Data for this task:
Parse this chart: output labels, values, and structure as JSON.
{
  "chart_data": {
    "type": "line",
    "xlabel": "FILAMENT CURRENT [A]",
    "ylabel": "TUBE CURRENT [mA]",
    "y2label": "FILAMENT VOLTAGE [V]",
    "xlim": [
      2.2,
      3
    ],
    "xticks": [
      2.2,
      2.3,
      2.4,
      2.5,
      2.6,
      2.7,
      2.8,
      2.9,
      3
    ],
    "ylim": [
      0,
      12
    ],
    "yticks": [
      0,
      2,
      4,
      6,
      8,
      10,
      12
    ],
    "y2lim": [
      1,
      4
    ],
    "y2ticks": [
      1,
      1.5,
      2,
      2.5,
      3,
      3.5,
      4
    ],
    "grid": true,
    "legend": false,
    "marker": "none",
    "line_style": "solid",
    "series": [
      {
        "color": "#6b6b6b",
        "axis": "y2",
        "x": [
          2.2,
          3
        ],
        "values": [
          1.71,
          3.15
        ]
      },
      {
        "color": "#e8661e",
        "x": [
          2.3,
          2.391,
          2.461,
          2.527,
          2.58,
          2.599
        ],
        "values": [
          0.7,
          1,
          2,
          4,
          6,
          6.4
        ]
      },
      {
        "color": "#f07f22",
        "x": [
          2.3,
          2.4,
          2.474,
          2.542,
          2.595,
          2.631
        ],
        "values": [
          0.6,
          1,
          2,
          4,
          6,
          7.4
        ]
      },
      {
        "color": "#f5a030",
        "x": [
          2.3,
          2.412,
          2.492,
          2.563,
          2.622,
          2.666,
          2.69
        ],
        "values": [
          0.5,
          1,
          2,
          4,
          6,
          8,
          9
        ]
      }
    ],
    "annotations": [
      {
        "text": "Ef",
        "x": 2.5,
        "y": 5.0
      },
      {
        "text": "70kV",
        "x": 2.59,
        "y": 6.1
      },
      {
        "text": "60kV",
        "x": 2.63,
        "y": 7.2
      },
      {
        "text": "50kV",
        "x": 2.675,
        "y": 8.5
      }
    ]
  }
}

What is expected: Count the lines in which the string "text" appears, then report only that figure.

The answer: 4